**Work instructions:**
Return each entry exactly, with none missing.

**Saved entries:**
+++

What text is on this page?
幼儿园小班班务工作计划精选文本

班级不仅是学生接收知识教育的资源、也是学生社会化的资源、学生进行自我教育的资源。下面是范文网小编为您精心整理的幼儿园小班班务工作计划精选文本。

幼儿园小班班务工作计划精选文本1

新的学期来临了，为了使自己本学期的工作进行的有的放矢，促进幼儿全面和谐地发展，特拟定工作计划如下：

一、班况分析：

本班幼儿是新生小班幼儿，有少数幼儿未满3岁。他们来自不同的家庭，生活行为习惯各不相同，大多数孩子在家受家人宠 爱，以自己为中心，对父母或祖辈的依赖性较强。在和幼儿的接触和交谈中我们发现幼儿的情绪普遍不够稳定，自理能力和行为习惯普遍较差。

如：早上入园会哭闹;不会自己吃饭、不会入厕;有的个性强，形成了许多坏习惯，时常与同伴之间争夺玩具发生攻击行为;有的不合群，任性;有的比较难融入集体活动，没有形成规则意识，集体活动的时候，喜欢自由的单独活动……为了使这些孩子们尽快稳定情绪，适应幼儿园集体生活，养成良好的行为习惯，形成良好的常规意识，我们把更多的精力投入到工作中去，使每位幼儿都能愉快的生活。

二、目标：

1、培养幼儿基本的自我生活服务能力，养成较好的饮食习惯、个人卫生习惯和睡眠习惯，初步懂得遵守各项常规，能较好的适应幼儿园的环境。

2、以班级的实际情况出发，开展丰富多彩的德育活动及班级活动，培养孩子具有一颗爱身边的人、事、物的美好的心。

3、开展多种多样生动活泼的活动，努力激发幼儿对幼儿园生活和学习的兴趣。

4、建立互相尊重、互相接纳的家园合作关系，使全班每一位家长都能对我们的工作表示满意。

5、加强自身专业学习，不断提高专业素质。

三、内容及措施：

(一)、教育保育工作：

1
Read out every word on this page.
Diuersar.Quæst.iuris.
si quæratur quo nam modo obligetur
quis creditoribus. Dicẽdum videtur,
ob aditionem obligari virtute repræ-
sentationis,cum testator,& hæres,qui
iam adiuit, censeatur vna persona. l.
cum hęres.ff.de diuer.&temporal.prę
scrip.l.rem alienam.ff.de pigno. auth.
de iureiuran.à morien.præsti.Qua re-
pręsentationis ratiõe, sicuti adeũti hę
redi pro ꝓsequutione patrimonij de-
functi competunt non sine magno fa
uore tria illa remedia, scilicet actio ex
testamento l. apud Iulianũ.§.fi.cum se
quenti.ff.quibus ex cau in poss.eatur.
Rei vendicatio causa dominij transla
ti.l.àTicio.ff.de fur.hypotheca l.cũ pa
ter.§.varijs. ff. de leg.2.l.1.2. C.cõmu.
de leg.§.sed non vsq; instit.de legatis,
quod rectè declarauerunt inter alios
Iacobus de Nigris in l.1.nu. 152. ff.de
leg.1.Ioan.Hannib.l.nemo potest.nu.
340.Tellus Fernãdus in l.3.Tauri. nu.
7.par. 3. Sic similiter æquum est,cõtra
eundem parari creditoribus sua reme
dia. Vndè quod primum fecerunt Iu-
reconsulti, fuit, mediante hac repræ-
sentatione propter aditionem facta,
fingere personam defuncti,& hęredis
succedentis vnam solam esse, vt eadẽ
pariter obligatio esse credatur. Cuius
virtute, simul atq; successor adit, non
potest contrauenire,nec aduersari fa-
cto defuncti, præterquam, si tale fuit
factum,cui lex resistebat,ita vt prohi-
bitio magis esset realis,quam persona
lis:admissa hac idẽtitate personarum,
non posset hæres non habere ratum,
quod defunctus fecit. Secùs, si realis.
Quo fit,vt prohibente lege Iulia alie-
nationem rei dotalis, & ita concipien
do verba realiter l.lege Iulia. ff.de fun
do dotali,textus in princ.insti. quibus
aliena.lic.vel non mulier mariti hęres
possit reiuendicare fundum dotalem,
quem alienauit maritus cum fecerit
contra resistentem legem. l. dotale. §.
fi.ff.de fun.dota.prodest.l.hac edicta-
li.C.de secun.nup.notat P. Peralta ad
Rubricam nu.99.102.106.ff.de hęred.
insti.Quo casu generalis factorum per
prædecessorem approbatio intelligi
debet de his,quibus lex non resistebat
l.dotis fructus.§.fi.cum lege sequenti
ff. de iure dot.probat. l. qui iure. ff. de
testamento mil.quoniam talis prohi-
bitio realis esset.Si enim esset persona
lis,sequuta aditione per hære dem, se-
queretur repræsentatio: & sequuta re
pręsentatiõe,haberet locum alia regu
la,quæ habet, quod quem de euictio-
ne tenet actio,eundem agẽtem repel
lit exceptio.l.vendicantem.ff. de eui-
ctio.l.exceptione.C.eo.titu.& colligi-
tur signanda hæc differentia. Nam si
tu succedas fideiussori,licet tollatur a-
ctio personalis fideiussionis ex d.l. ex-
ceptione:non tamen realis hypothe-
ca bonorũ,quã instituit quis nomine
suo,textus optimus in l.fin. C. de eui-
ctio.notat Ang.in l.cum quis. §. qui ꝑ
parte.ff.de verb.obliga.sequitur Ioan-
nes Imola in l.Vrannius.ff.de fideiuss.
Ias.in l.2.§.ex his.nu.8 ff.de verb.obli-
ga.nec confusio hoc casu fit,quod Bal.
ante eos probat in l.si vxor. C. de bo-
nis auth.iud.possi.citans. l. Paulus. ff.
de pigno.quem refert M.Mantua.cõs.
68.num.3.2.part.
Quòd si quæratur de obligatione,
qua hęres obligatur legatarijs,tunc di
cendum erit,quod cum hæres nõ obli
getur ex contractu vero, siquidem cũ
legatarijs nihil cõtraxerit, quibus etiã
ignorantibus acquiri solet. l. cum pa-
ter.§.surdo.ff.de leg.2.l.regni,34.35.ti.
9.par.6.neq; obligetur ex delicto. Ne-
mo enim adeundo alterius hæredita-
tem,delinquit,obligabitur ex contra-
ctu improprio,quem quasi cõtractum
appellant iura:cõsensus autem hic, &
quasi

+++

**Result of this task:**
What text is on this page?
幼儿园小班班务工作计划精选文本

班级不仅是学生接收知识教育的资源、也是学生社会化的资源、学生进行自我教育的资源。下面是范文网小编为您精心整理的幼儿园小班班务工作计划精选文本。

幼儿园小班班务工作计划精选文本1

新的学期来临了，为了使自己本学期的工作进行的有的放矢，促进幼儿全面和谐地发展，特拟定工作计划如下：

一、班况分析：

本班幼儿是新生小班幼儿，有少数幼儿未满3岁。他们来自不同的家庭，生活行为习惯各不相同，大多数孩子在家受家人宠 爱，以自己为中心，对父母或祖辈的依赖性较强。在和幼儿的接触和交谈中我们发现幼儿的情绪普遍不够稳定，自理能力和行为习惯普遍较差。

如：早上入园会哭闹;不会自己吃饭、不会入厕;有的个性强，形成了许多坏习惯，时常与同伴之间争夺玩具发生攻击行为;有的不合群，任性;有的比较难融入集体活动，没有形成规则意识，集体活动的时候，喜欢自由的单独活动……为了使这些孩子们尽快稳定情绪，适应幼儿园集体生活，养成良好的行为习惯，形成良好的常规意识，我们把更多的精力投入到工作中去，使每位幼儿都能愉快的生活。

二、目标：

1、培养幼儿基本的自我生活服务能力，养成较好的饮食习惯、个人卫生习惯和睡眠习惯，初步懂得遵守各项常规，能较好的适应幼儿园的环境。

2、以班级的实际情况出发，开展丰富多彩的德育活动及班级活动，培养孩子具有一颗爱身边的人、事、物的美好的心。

3、开展多种多样生动活泼的活动，努力激发幼儿对幼儿园生活和学习的兴趣。

4、建立互相尊重、互相接纳的家园合作关系，使全班每一位家长都能对我们的工作表示满意。

5、加强自身专业学习，不断提高专业素质。

三、内容及措施：

(一)、教育保育工作：

1
Read out every word on this page.
Diuersar.Quæst.iuris.
si quæratur quo nam modo obligetur
quis creditoribus. Dicẽdum videtur,
ob aditionem obligari virtute repræ-
sentationis,cum testator,& hæres,qui
iam adiuit, censeatur vna persona. l.
cum hęres.ff.de diuer.&temporal.prę
scrip.l.rem alienam.ff.de pigno. auth.
de iureiuran.à morien.præsti.Qua re-
pręsentationis ratiõe, sicuti adeũti hę
redi pro ꝓsequutione patrimonij de-
functi competunt non sine magno fa
uore tria illa remedia, scilicet actio ex
testamento l. apud Iulianũ.§.fi.cum se
quenti.ff.quibus ex cau in poss.eatur.
Rei vendicatio causa dominij transla
ti.l.àTicio.ff.de fur.hypotheca l.cũ pa
ter.§.varijs. ff. de leg.2.l.1.2. C.cõmu.
de leg.§.sed non vsq; instit.de legatis,
quod rectè declarauerunt inter alios
Iacobus de Nigris in l.1.nu. 152. ff.de
leg.1.Ioan.Hannib.l.nemo potest.nu.
340.Tellus Fernãdus in l.3.Tauri. nu.
7.par. 3. Sic similiter æquum est,cõtra
eundem parari creditoribus sua reme
dia. Vndè quod primum fecerunt Iu-
reconsulti, fuit, mediante hac repræ-
sentatione propter aditionem facta,
fingere personam defuncti,& hęredis
succedentis vnam solam esse, vt eadẽ
pariter obligatio esse credatur. Cuius
virtute, simul atq; successor adit, non
potest contrauenire,nec aduersari fa-
cto defuncti, præterquam, si tale fuit
factum,cui lex resistebat,ita vt prohi-
bitio magis esset realis,quam persona
lis:admissa hac idẽtitate personarum,
non posset hæres non habere ratum,
quod defunctus fecit. Secùs, si realis.
Quo fit,vt prohibente lege Iulia alie-
nationem rei dotalis, & ita concipien
do verba realiter l.lege Iulia. ff.de fun
do dotali,textus in princ.insti. quibus
aliena.lic.vel non mulier mariti hęres
possit reiuendicare fundum dotalem,
quem alienauit maritus cum fecerit
contra resistentem legem. l. dotale. §.
fi.ff.de fun.dota.prodest.l.hac edicta-
li.C.de secun.nup.notat P. Peralta ad
Rubricam nu.99.102.106.ff.de hęred.
insti.Quo casu generalis factorum per
prædecessorem approbatio intelligi
debet de his,quibus lex non resistebat
l.dotis fructus.§.fi.cum lege sequenti
ff. de iure dot.probat. l. qui iure. ff. de
testamento mil.quoniam talis prohi-
bitio realis esset.Si enim esset persona
lis,sequuta aditione per hære dem, se-
queretur repræsentatio: & sequuta re
pręsentatiõe,haberet locum alia regu
la,quæ habet, quod quem de euictio-
ne tenet actio,eundem agẽtem repel
lit exceptio.l.vendicantem.ff. de eui-
ctio.l.exceptione.C.eo.titu.& colligi-
tur signanda hæc differentia. Nam si
tu succedas fideiussori,licet tollatur a-
ctio personalis fideiussionis ex d.l. ex-
ceptione:non tamen realis hypothe-
ca bonorũ,quã instituit quis nomine
suo,textus optimus in l.fin. C. de eui-
ctio.notat Ang.in l.cum quis. §. qui ꝑ
parte.ff.de verb.obliga.sequitur Ioan-
nes Imola in l.Vrannius.ff.de fideiuss.
Ias.in l.2.§.ex his.nu.8 ff.de verb.obli-
ga.nec confusio hoc casu fit,quod Bal.
ante eos probat in l.si vxor. C. de bo-
nis auth.iud.possi.citans. l. Paulus. ff.
de pigno.quem refert M.Mantua.cõs.
68.num.3.2.part.
Quòd si quæratur de obligatione,
qua hęres obligatur legatarijs,tunc di
cendum erit,quod cum hæres nõ obli
getur ex contractu vero, siquidem cũ
legatarijs nihil cõtraxerit, quibus etiã
ignorantibus acquiri solet. l. cum pa-
ter.§.surdo.ff.de leg.2.l.regni,34.35.ti.
9.par.6.neq; obligetur ex delicto. Ne-
mo enim adeundo alterius hæredita-
tem,delinquit,obligabitur ex contra-
ctu improprio,quem quasi cõtractum
appellant iura:cõsensus autem hic, &
quasi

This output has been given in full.